[Raw records]
--
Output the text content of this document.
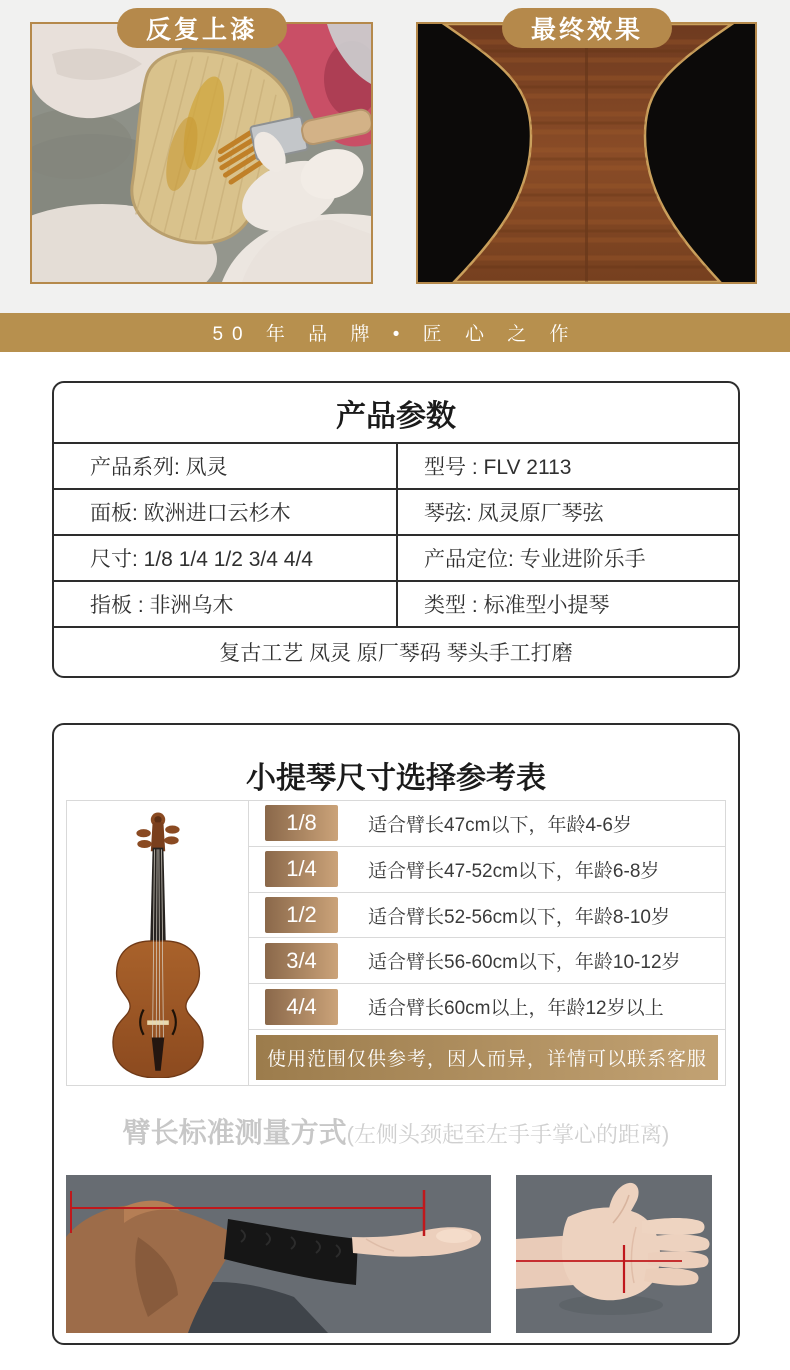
反复上漆	最终效果
50 年 品 牌 • 匠 心 之 作
产品参数
产品系列: 凤灵	型号 : FLV 2113
面板: 欧洲进口云杉木	琴弦: 凤灵原厂琴弦
尺寸: 1/8 1/4 1/2 3/4 4/4	产品定位: 专业进阶乐手
指板 : 非洲乌木	类型 : 标准型小提琴
复古工艺 凤灵 原厂琴码 琴头手工打磨
小提琴尺寸选择参考表
1/8	适合臂长47cm以下，年龄4-6岁
1/4	适合臂长47-52cm以下，年龄6-8岁
1/2	适合臂长52-56cm以下，年龄8-10岁
3/4	适合臂长56-60cm以下，年龄10-12岁
4/4	适合臂长60cm以上，年龄12岁以上
使用范围仅供参考，因人而异，详情可以联系客服
臂长标准测量方式(左侧头颈起至左手手掌心的距离)
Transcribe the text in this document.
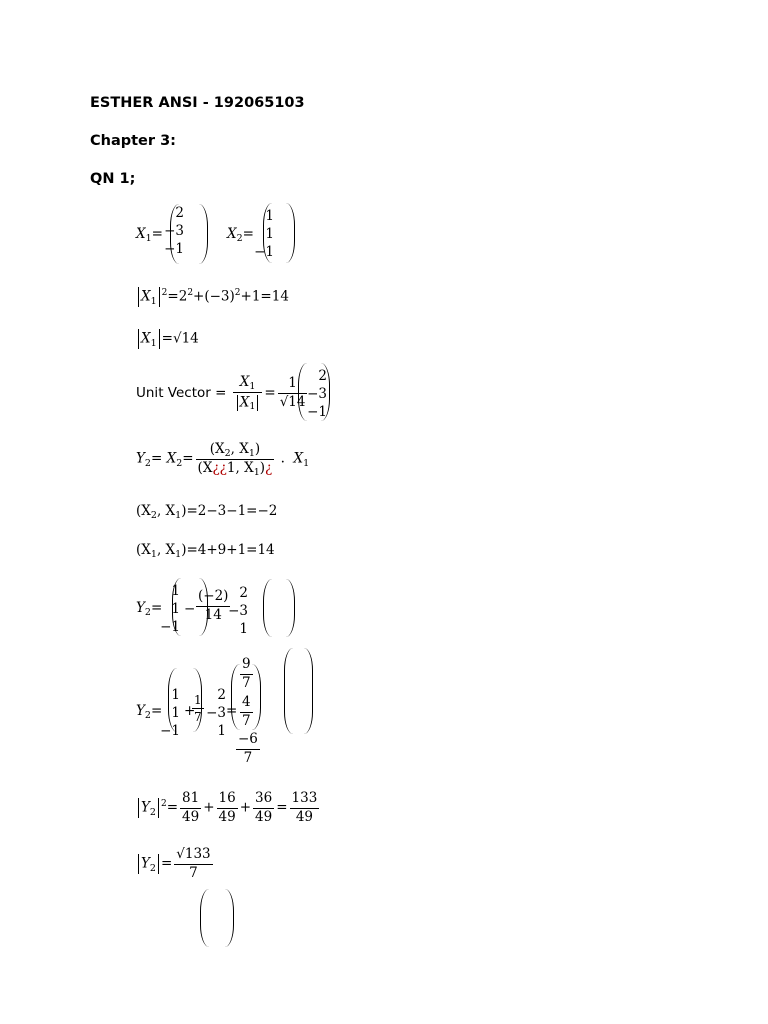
ESTHER ANSI - 192065103

Chapter 3:

QN 1;

$X_1=$
2
−3
−1
$X_2=$
1
1
−1
$X_1^2=2^2+(-3)^2+1=14$
$X_1 =√14$
Unit Vector = $\frac{X_1}{X_1} = \frac{1}{√14}$
2
−3
−1
$Y_2= X_2= \frac{(X_2, X_1)}{(X¿¿1, X_1)¿}$ . $X_1$
($X_2$, $X_1)=2-3-1=-2$
($X_1$, $X_1)=4+9+1=14$
$Y_2=$
1
1
−1
− $\frac{(-2)}{14} 2$
−3
1
$Y_2=$
1
1
−1
+
$\frac{1}{7}$	2
−3
1
=
$\frac{9}{7}$
$\frac{4}{7}$
$\frac{-6}{7}$
$Y_2^2= \frac{81}{49} + \frac{16}{49} + \frac{36}{49} = \frac{133}{49}$
$Y_2 = \frac{√133}{7}$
--
**WHAT IS EXPECTED**
Every line of the data should be copied as it stands, without the images.

**SOLUTION TO THE PROBLEM**
Output the text content of this document.
反复上漆	最终效果
50 年 品 牌 • 匠 心 之 作
产品参数
产品系列: 凤灵	型号 : FLV 2113
面板: 欧洲进口云杉木	琴弦: 凤灵原厂琴弦
尺寸: 1/8 1/4 1/2 3/4 4/4	产品定位: 专业进阶乐手
指板 : 非洲乌木	类型 : 标准型小提琴
复古工艺 凤灵 原厂琴码 琴头手工打磨
小提琴尺寸选择参考表
1/8	适合臂长47cm以下，年龄4-6岁
1/4	适合臂长47-52cm以下，年龄6-8岁
1/2	适合臂长52-56cm以下，年龄8-10岁
3/4	适合臂长56-60cm以下，年龄10-12岁
4/4	适合臂长60cm以上，年龄12岁以上
使用范围仅供参考，因人而异，详情可以联系客服
臂长标准测量方式(左侧头颈起至左手手掌心的距离)
Transcribe the text in this document.
ESTHER ANSI - 192065103

Chapter 3:

QN 1;

$X_1=$
2
−3
−1
$X_2=$
1
1
−1
$X_1^2=2^2+(-3)^2+1=14$
$X_1 =√14$
Unit Vector = $\frac{X_1}{X_1} = \frac{1}{√14}$
2
−3
−1
$Y_2= X_2= \frac{(X_2, X_1)}{(X¿¿1, X_1)¿}$ . $X_1$
($X_2$, $X_1)=2-3-1=-2$
($X_1$, $X_1)=4+9+1=14$
$Y_2=$
1
1
−1
− $\frac{(-2)}{14} 2$
−3
1
$Y_2=$
1
1
−1
+
$\frac{1}{7}$	2
−3
1
=
$\frac{9}{7}$
$\frac{4}{7}$
$\frac{-6}{7}$
$Y_2^2= \frac{81}{49} + \frac{16}{49} + \frac{36}{49} = \frac{133}{49}$
$Y_2 = \frac{√133}{7}$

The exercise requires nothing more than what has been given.